**Given exercise**
Exclude images, then output the remaining data verbatim.

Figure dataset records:
------------------------

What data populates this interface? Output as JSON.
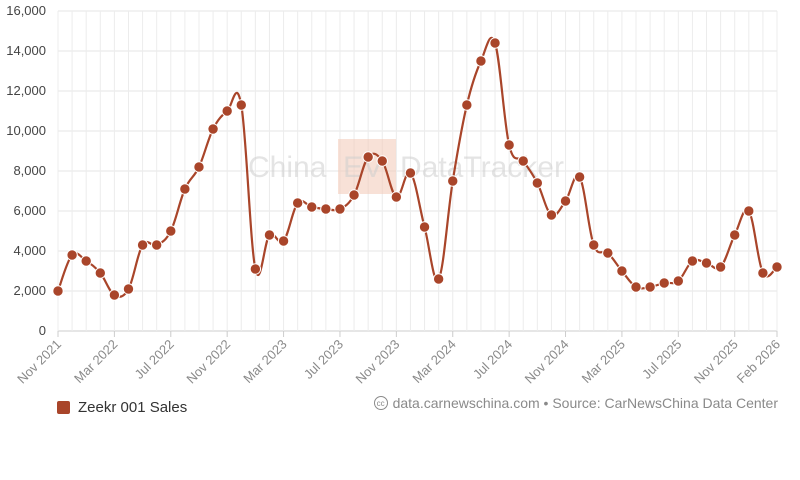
{
  "chart_data": {
    "type": "line",
    "title": "",
    "xlabel": "",
    "ylabel": "",
    "ylim": [
      0,
      16000
    ],
    "yticks": [
      0,
      2000,
      4000,
      6000,
      8000,
      10000,
      12000,
      14000,
      16000
    ],
    "ytick_labels": [
      "0",
      "2,000",
      "4,000",
      "6,000",
      "8,000",
      "10,000",
      "12,000",
      "14,000",
      "16,000"
    ],
    "x": [
      "Nov 2021",
      "Dec 2021",
      "Jan 2022",
      "Feb 2022",
      "Mar 2022",
      "Apr 2022",
      "May 2022",
      "Jun 2022",
      "Jul 2022",
      "Aug 2022",
      "Sep 2022",
      "Oct 2022",
      "Nov 2022",
      "Dec 2022",
      "Jan 2023",
      "Feb 2023",
      "Mar 2023",
      "Apr 2023",
      "May 2023",
      "Jun 2023",
      "Jul 2023",
      "Aug 2023",
      "Sep 2023",
      "Oct 2023",
      "Nov 2023",
      "Dec 2023",
      "Jan 2024",
      "Feb 2024",
      "Mar 2024",
      "Apr 2024",
      "May 2024",
      "Jun 2024",
      "Jul 2024",
      "Aug 2024",
      "Sep 2024",
      "Oct 2024",
      "Nov 2024",
      "Dec 2024",
      "Jan 2025",
      "Feb 2025",
      "Mar 2025",
      "Apr 2025",
      "May 2025",
      "Jun 2025",
      "Jul 2025",
      "Aug 2025",
      "Sep 2025",
      "Oct 2025",
      "Nov 2025",
      "Dec 2025",
      "Jan 2026",
      "Feb 2026"
    ],
    "xtick_labels": [
      "Nov 2021",
      "Mar 2022",
      "Jul 2022",
      "Nov 2022",
      "Mar 2023",
      "Jul 2023",
      "Nov 2023",
      "Mar 2024",
      "Jul 2024",
      "Nov 2024",
      "Mar 2025",
      "Jul 2025",
      "Nov 2025",
      "Feb 2026"
    ],
    "series": [
      {
        "name": "Zeekr 001 Sales",
        "color": "#a9452a",
        "values": [
          2000,
          3800,
          3500,
          2900,
          1800,
          2100,
          4300,
          4300,
          5000,
          7100,
          8200,
          10100,
          11000,
          11300,
          3100,
          4800,
          4500,
          6400,
          6200,
          6100,
          6100,
          6800,
          8700,
          8500,
          6700,
          7900,
          5200,
          2600,
          7500,
          11300,
          13500,
          14400,
          9300,
          8500,
          7400,
          5800,
          6500,
          7700,
          4300,
          3900,
          3000,
          2200,
          2200,
          2400,
          2500,
          3500,
          3400,
          3200,
          4800,
          6000,
          2900,
          3200
        ]
      }
    ],
    "legend": "bottom-left"
  },
  "watermark": {
    "left_text": "China",
    "box_text": "EV",
    "right_text": "DataTracker"
  },
  "source": {
    "icon": "cc-icon",
    "text": "data.carnewschina.com • Source: CarNewsChina Data Center"
  }
}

------------------------

**Written response**
What data populates this interface? Output as JSON.
{
  "chart_data": {
    "type": "line",
    "title": "",
    "xlabel": "",
    "ylabel": "",
    "ylim": [
      0,
      16000
    ],
    "yticks": [
      0,
      2000,
      4000,
      6000,
      8000,
      10000,
      12000,
      14000,
      16000
    ],
    "ytick_labels": [
      "0",
      "2,000",
      "4,000",
      "6,000",
      "8,000",
      "10,000",
      "12,000",
      "14,000",
      "16,000"
    ],
    "x": [
      "Nov 2021",
      "Dec 2021",
      "Jan 2022",
      "Feb 2022",
      "Mar 2022",
      "Apr 2022",
      "May 2022",
      "Jun 2022",
      "Jul 2022",
      "Aug 2022",
      "Sep 2022",
      "Oct 2022",
      "Nov 2022",
      "Dec 2022",
      "Jan 2023",
      "Feb 2023",
      "Mar 2023",
      "Apr 2023",
      "May 2023",
      "Jun 2023",
      "Jul 2023",
      "Aug 2023",
      "Sep 2023",
      "Oct 2023",
      "Nov 2023",
      "Dec 2023",
      "Jan 2024",
      "Feb 2024",
      "Mar 2024",
      "Apr 2024",
      "May 2024",
      "Jun 2024",
      "Jul 2024",
      "Aug 2024",
      "Sep 2024",
      "Oct 2024",
      "Nov 2024",
      "Dec 2024",
      "Jan 2025",
      "Feb 2025",
      "Mar 2025",
      "Apr 2025",
      "May 2025",
      "Jun 2025",
      "Jul 2025",
      "Aug 2025",
      "Sep 2025",
      "Oct 2025",
      "Nov 2025",
      "Dec 2025",
      "Jan 2026",
      "Feb 2026"
    ],
    "xtick_labels": [
      "Nov 2021",
      "Mar 2022",
      "Jul 2022",
      "Nov 2022",
      "Mar 2023",
      "Jul 2023",
      "Nov 2023",
      "Mar 2024",
      "Jul 2024",
      "Nov 2024",
      "Mar 2025",
      "Jul 2025",
      "Nov 2025",
      "Feb 2026"
    ],
    "series": [
      {
        "name": "Zeekr 001 Sales",
        "color": "#a9452a",
        "values": [
          2000,
          3800,
          3500,
          2900,
          1800,
          2100,
          4300,
          4300,
          5000,
          7100,
          8200,
          10100,
          11000,
          11300,
          3100,
          4800,
          4500,
          6400,
          6200,
          6100,
          6100,
          6800,
          8700,
          8500,
          6700,
          7900,
          5200,
          2600,
          7500,
          11300,
          13500,
          14400,
          9300,
          8500,
          7400,
          5800,
          6500,
          7700,
          4300,
          3900,
          3000,
          2200,
          2200,
          2400,
          2500,
          3500,
          3400,
          3200,
          4800,
          6000,
          2900,
          3200
        ]
      }
    ],
    "legend": "bottom-left"
  },
  "watermark": {
    "left_text": "China",
    "box_text": "EV",
    "right_text": "DataTracker"
  },
  "source": {
    "icon": "cc-icon",
    "text": "data.carnewschina.com • Source: CarNewsChina Data Center"
  }
}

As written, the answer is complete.